**What you should do**
Copy out every record below exactly as written, but leave out any pictures.

**Provided records**

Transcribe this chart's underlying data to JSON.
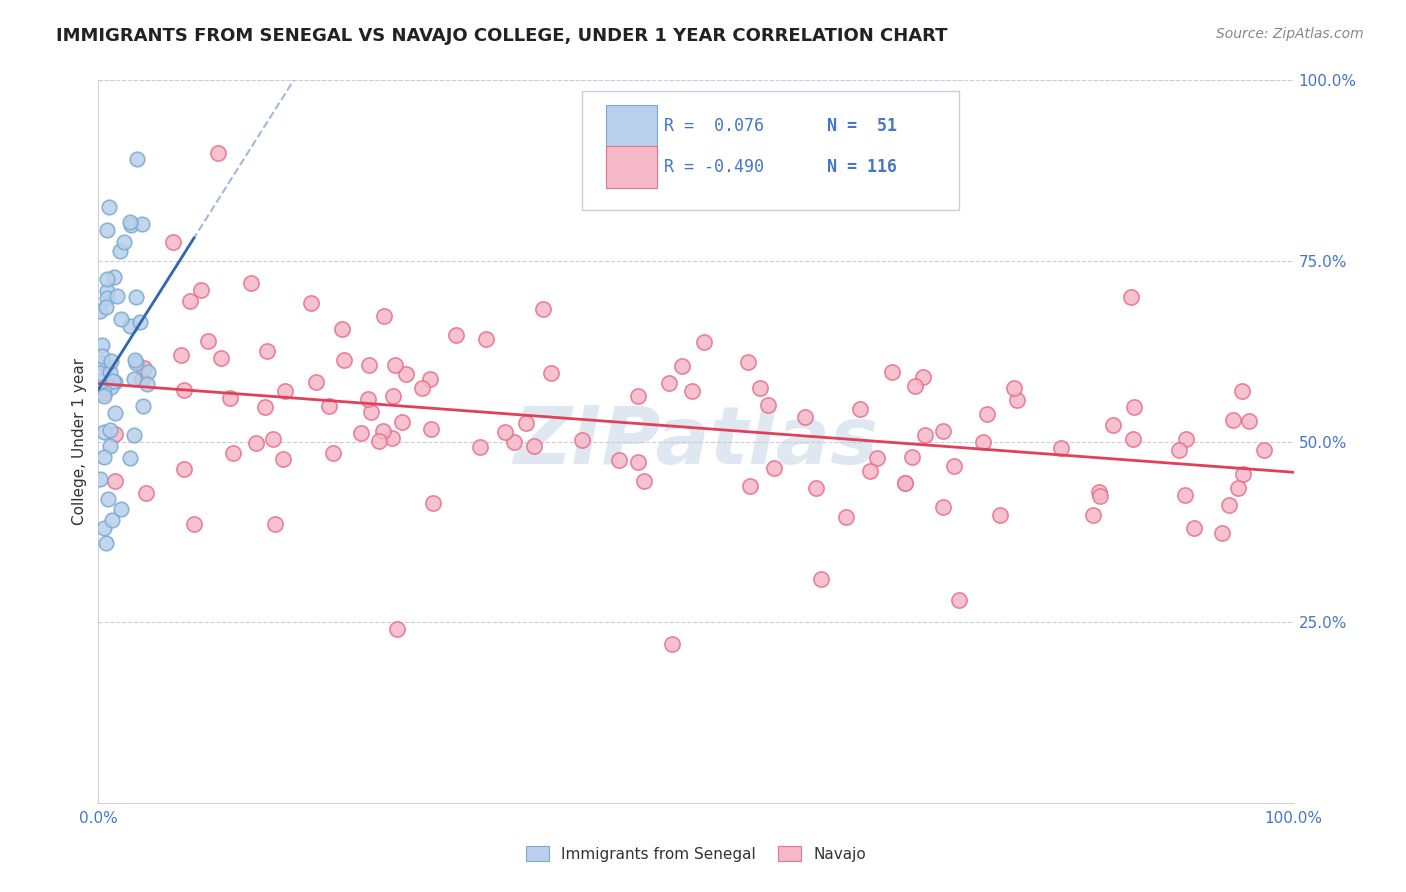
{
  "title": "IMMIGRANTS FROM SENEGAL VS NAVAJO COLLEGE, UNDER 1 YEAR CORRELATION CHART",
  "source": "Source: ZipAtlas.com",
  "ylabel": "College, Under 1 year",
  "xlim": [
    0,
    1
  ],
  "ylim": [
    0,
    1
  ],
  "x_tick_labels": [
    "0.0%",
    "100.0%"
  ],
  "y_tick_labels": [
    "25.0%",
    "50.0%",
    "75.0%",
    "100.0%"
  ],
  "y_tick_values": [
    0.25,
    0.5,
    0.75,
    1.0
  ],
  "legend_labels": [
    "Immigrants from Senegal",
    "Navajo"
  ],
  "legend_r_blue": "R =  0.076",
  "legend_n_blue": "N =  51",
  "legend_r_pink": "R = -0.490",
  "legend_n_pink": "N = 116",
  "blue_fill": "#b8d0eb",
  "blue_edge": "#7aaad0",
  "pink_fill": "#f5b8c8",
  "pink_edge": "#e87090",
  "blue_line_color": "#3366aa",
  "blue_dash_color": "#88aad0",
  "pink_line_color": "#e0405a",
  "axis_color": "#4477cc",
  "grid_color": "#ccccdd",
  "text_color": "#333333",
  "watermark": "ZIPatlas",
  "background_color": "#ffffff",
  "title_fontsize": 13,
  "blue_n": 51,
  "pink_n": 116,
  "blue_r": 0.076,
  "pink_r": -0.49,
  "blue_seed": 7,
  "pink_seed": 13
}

**Result of the exercise**
Transcribe this chart's underlying data to JSON.
{
  "title": "IMMIGRANTS FROM SENEGAL VS NAVAJO COLLEGE, UNDER 1 YEAR CORRELATION CHART",
  "source": "Source: ZipAtlas.com",
  "ylabel": "College, Under 1 year",
  "xlim": [
    0,
    1
  ],
  "ylim": [
    0,
    1
  ],
  "x_tick_labels": [
    "0.0%",
    "100.0%"
  ],
  "y_tick_labels": [
    "25.0%",
    "50.0%",
    "75.0%",
    "100.0%"
  ],
  "y_tick_values": [
    0.25,
    0.5,
    0.75,
    1.0
  ],
  "legend_labels": [
    "Immigrants from Senegal",
    "Navajo"
  ],
  "legend_r_blue": "R =  0.076",
  "legend_n_blue": "N =  51",
  "legend_r_pink": "R = -0.490",
  "legend_n_pink": "N = 116",
  "blue_fill": "#b8d0eb",
  "blue_edge": "#7aaad0",
  "pink_fill": "#f5b8c8",
  "pink_edge": "#e87090",
  "blue_line_color": "#3366aa",
  "blue_dash_color": "#88aad0",
  "pink_line_color": "#e0405a",
  "axis_color": "#4477cc",
  "grid_color": "#ccccdd",
  "text_color": "#333333",
  "watermark": "ZIPatlas",
  "background_color": "#ffffff",
  "title_fontsize": 13,
  "blue_n": 51,
  "pink_n": 116,
  "blue_r": 0.076,
  "pink_r": -0.49,
  "blue_seed": 7,
  "pink_seed": 13
}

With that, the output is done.